● Task description
From the listing below, extract each entry exactly as written, minus the images.

——

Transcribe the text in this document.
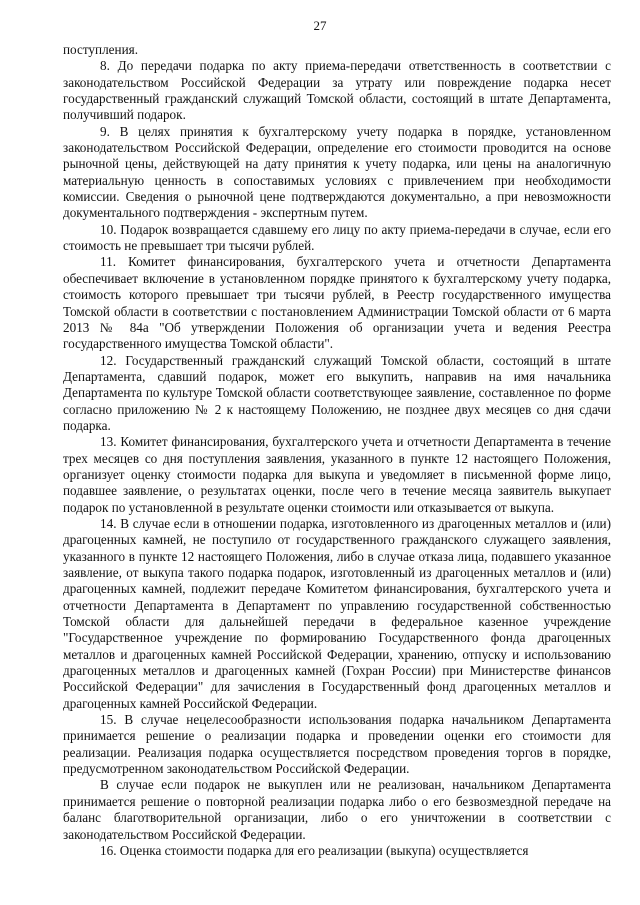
27

поступления.

8. До передачи подарка по акту приема-передачи ответственность в соответствии с законодательством Российской Федерации за утрату или повреждение подарка несет государственный гражданский служащий Томской области, состоящий в штате Департамента, получивший подарок.

9. В целях принятия к бухгалтерскому учету подарка в порядке, установленном законодательством Российской Федерации, определение его стоимости проводится на основе рыночной цены, действующей на дату принятия к учету подарка, или цены на аналогичную материальную ценность в сопоставимых условиях с привлечением при необходимости комиссии. Сведения о рыночной цене подтверждаются документально, а при невозможности документального подтверждения - экспертным путем.

10. Подарок возвращается сдавшему его лицу по акту приема-передачи в случае, если его стоимость не превышает три тысячи рублей.

11. Комитет финансирования, бухгалтерского учета и отчетности Департамента обеспечивает включение в установленном порядке принятого к бухгалтерскому учету подарка, стоимость которого превышает три тысячи рублей, в Реестр государственного имущества Томской области в соответствии с постановлением Администрации Томской области от 6 марта 2013 № 84а "Об утверждении Положения об организации учета и ведения Реестра государственного имущества Томской области".

12. Государственный гражданский служащий Томской области, состоящий в штате Департамента, сдавший подарок, может его выкупить, направив на имя начальника Департамента по культуре Томской области соответствующее заявление, составленное по форме согласно приложению № 2 к настоящему Положению, не позднее двух месяцев со дня сдачи подарка.

13. Комитет финансирования, бухгалтерского учета и отчетности Департамента в течение трех месяцев со дня поступления заявления, указанного в пункте 12 настоящего Положения, организует оценку стоимости подарка для выкупа и уведомляет в письменной форме лицо, подавшее заявление, о результатах оценки, после чего в течение месяца заявитель выкупает подарок по установленной в результате оценки стоимости или отказывается от выкупа.

14. В случае если в отношении подарка, изготовленного из драгоценных металлов и (или) драгоценных камней, не поступило от государственного гражданского служащего заявления, указанного в пункте 12 настоящего Положения, либо в случае отказа лица, подавшего указанное заявление, от выкупа такого подарка подарок, изготовленный из драгоценных металлов и (или) драгоценных камней, подлежит передаче Комитетом финансирования, бухгалтерского учета и отчетности Департамента в Департамент по управлению государственной собственностью Томской области для дальнейшей передачи в федеральное казенное учреждение "Государственное учреждение по формированию Государственного фонда драгоценных металлов и драгоценных камней Российской Федерации, хранению, отпуску и использованию драгоценных металлов и драгоценных камней (Гохран России) при Министерстве финансов Российской Федерации" для зачисления в Государственный фонд драгоценных металлов и драгоценных камней Российской Федерации.

15. В случае нецелесообразности использования подарка начальником Департамента принимается решение о реализации подарка и проведении оценки его стоимости для реализации. Реализация подарка осуществляется посредством проведения торгов в порядке, предусмотренном законодательством Российской Федерации.

В случае если подарок не выкуплен или не реализован, начальником Департамента принимается решение о повторной реализации подарка либо о его безвозмездной передаче на баланс благотворительной организации, либо о его уничтожении в соответствии с законодательством Российской Федерации.

16. Оценка стоимости подарка для его реализации (выкупа) осуществляется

——

● Output below
Transcribe the text in this document.
27

поступления.

8. До передачи подарка по акту приема-передачи ответственность в соответствии с законодательством Российской Федерации за утрату или повреждение подарка несет государственный гражданский служащий Томской области, состоящий в штате Департамента, получивший подарок.

9. В целях принятия к бухгалтерскому учету подарка в порядке, установленном законодательством Российской Федерации, определение его стоимости проводится на основе рыночной цены, действующей на дату принятия к учету подарка, или цены на аналогичную материальную ценность в сопоставимых условиях с привлечением при необходимости комиссии. Сведения о рыночной цене подтверждаются документально, а при невозможности документального подтверждения - экспертным путем.

10. Подарок возвращается сдавшему его лицу по акту приема-передачи в случае, если его стоимость не превышает три тысячи рублей.

11. Комитет финансирования, бухгалтерского учета и отчетности Департамента обеспечивает включение в установленном порядке принятого к бухгалтерскому учету подарка, стоимость которого превышает три тысячи рублей, в Реестр государственного имущества Томской области в соответствии с постановлением Администрации Томской области от 6 марта 2013 № 84а "Об утверждении Положения об организации учета и ведения Реестра государственного имущества Томской области".

12. Государственный гражданский служащий Томской области, состоящий в штате Департамента, сдавший подарок, может его выкупить, направив на имя начальника Департамента по культуре Томской области соответствующее заявление, составленное по форме согласно приложению № 2 к настоящему Положению, не позднее двух месяцев со дня сдачи подарка.

13. Комитет финансирования, бухгалтерского учета и отчетности Департамента в течение трех месяцев со дня поступления заявления, указанного в пункте 12 настоящего Положения, организует оценку стоимости подарка для выкупа и уведомляет в письменной форме лицо, подавшее заявление, о результатах оценки, после чего в течение месяца заявитель выкупает подарок по установленной в результате оценки стоимости или отказывается от выкупа.

14. В случае если в отношении подарка, изготовленного из драгоценных металлов и (или) драгоценных камней, не поступило от государственного гражданского служащего заявления, указанного в пункте 12 настоящего Положения, либо в случае отказа лица, подавшего указанное заявление, от выкупа такого подарка подарок, изготовленный из драгоценных металлов и (или) драгоценных камней, подлежит передаче Комитетом финансирования, бухгалтерского учета и отчетности Департамента в Департамент по управлению государственной собственностью Томской области для дальнейшей передачи в федеральное казенное учреждение "Государственное учреждение по формированию Государственного фонда драгоценных металлов и драгоценных камней Российской Федерации, хранению, отпуску и использованию драгоценных металлов и драгоценных камней (Гохран России) при Министерстве финансов Российской Федерации" для зачисления в Государственный фонд драгоценных металлов и драгоценных камней Российской Федерации.

15. В случае нецелесообразности использования подарка начальником Департамента принимается решение о реализации подарка и проведении оценки его стоимости для реализации. Реализация подарка осуществляется посредством проведения торгов в порядке, предусмотренном законодательством Российской Федерации.

В случае если подарок не выкуплен или не реализован, начальником Департамента принимается решение о повторной реализации подарка либо о его безвозмездной передаче на баланс благотворительной организации, либо о его уничтожении в соответствии с законодательством Российской Федерации.

16. Оценка стоимости подарка для его реализации (выкупа) осуществляется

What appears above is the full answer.